THE REQUEST: Only lines holding the word "ylabel" should be copied from the material.

SOURCE DATA:
§ §
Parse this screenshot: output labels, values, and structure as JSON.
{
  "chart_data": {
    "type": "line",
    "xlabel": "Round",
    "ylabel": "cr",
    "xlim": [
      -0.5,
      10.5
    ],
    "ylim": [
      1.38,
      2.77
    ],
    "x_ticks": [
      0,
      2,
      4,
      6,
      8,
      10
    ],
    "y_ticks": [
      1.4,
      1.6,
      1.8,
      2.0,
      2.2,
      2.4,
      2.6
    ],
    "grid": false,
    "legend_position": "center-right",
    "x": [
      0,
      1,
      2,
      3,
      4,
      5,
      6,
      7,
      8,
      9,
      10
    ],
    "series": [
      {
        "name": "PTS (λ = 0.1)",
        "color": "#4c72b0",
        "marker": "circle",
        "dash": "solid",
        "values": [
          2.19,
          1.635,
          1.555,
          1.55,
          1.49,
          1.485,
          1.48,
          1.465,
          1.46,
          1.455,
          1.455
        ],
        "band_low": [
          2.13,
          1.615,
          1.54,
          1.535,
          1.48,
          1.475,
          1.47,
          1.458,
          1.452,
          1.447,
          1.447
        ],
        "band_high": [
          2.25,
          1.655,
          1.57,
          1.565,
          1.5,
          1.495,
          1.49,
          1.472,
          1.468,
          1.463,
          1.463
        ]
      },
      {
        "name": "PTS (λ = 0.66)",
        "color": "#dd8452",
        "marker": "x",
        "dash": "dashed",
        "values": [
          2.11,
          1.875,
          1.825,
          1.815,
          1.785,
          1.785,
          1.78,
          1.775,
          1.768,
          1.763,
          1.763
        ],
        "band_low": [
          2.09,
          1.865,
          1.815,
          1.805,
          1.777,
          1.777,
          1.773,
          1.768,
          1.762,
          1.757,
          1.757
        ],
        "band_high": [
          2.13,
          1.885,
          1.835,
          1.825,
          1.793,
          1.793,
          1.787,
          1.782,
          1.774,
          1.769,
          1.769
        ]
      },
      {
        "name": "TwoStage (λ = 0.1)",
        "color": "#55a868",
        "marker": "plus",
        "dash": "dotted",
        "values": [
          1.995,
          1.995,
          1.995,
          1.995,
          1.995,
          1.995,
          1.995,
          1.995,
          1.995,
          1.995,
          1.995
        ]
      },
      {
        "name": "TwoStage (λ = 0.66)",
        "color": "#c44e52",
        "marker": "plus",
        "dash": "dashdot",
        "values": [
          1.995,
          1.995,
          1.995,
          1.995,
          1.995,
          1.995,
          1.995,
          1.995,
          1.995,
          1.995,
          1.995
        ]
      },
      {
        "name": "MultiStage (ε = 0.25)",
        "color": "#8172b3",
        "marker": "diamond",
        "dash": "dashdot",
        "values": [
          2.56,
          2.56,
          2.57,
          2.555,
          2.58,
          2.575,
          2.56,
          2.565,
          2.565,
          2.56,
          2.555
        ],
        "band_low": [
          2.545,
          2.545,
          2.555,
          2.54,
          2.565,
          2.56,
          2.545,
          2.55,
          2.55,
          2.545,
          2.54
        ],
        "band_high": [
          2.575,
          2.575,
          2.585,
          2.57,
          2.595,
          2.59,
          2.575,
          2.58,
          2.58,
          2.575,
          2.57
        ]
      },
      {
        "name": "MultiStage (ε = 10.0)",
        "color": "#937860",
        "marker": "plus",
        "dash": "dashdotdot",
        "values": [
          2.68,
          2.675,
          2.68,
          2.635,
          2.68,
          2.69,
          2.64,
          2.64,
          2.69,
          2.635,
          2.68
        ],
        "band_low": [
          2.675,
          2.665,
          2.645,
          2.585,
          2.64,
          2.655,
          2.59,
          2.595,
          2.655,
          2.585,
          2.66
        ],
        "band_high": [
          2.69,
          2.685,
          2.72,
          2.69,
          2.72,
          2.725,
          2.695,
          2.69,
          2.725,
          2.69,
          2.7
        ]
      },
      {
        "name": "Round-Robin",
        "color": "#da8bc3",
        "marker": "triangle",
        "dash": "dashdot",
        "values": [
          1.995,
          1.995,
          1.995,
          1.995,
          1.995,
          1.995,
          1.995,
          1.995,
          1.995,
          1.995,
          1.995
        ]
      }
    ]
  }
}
§ §
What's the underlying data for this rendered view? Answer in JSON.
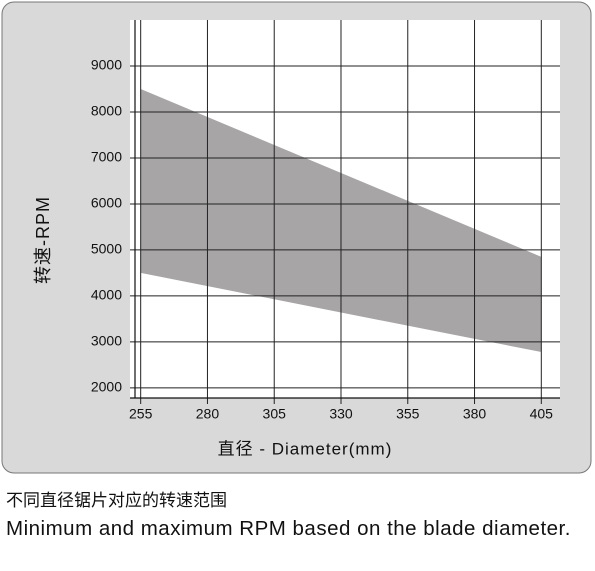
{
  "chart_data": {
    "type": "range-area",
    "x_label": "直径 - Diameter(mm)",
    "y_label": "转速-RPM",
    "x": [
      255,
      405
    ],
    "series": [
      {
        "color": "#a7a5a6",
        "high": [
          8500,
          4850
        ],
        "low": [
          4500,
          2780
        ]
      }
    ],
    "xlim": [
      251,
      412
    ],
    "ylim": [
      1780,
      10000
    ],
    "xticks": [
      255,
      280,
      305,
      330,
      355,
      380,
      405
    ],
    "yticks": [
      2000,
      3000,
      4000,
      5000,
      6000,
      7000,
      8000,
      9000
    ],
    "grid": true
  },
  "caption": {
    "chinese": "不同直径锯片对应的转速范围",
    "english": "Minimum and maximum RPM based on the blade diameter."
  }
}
§ §
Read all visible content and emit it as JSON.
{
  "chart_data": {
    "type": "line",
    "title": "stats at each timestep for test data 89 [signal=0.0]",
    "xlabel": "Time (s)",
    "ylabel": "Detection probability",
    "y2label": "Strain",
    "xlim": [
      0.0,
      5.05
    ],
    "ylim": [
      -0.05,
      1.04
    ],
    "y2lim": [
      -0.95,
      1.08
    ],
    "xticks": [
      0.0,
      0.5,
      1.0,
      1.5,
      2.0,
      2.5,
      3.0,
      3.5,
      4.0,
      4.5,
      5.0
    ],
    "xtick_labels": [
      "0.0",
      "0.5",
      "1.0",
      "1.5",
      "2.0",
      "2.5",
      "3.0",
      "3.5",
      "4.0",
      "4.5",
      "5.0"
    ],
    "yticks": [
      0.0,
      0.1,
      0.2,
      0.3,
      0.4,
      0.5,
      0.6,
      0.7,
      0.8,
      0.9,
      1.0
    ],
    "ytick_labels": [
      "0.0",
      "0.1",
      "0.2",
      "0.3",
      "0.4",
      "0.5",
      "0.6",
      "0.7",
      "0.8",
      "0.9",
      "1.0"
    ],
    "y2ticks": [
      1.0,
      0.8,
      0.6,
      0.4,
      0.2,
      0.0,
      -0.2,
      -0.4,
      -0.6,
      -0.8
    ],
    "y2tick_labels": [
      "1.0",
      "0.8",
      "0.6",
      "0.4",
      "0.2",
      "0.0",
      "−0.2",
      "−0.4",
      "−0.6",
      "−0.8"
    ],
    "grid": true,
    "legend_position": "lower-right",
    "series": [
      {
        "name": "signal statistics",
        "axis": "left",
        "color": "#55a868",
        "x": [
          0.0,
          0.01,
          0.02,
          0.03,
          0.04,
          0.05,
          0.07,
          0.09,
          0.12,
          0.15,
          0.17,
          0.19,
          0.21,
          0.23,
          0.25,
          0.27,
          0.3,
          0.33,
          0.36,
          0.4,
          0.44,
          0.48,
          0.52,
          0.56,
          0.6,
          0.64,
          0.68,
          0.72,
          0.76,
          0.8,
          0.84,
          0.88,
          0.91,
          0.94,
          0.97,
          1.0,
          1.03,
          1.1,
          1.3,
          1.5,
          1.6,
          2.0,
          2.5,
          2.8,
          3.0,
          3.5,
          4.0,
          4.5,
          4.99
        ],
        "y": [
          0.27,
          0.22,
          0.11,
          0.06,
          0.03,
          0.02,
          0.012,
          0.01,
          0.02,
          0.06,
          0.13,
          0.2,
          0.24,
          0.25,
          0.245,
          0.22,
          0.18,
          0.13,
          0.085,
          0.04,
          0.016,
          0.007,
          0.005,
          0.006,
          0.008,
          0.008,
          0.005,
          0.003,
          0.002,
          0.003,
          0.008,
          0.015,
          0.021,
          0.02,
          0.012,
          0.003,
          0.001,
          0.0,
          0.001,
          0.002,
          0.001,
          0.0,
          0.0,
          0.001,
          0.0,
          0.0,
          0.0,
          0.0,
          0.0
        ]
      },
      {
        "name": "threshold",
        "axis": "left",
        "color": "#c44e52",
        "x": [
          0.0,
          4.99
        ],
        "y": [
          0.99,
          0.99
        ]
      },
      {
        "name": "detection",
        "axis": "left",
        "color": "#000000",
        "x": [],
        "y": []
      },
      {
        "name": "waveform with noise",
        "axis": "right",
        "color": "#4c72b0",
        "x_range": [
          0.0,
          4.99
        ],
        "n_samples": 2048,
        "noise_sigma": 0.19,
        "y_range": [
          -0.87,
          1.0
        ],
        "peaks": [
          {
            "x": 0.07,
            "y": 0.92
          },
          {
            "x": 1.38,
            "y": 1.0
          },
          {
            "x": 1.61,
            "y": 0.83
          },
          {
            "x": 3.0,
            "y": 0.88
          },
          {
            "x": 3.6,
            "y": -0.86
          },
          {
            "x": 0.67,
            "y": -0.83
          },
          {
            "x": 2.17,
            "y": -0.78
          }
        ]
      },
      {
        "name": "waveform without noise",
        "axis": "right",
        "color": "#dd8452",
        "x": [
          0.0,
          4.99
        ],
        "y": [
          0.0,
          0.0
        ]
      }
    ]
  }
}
§ §
RESPONSE TO THE EXERCISE:
    "ylabel": "cr",
    "ylabel": "Detection probability",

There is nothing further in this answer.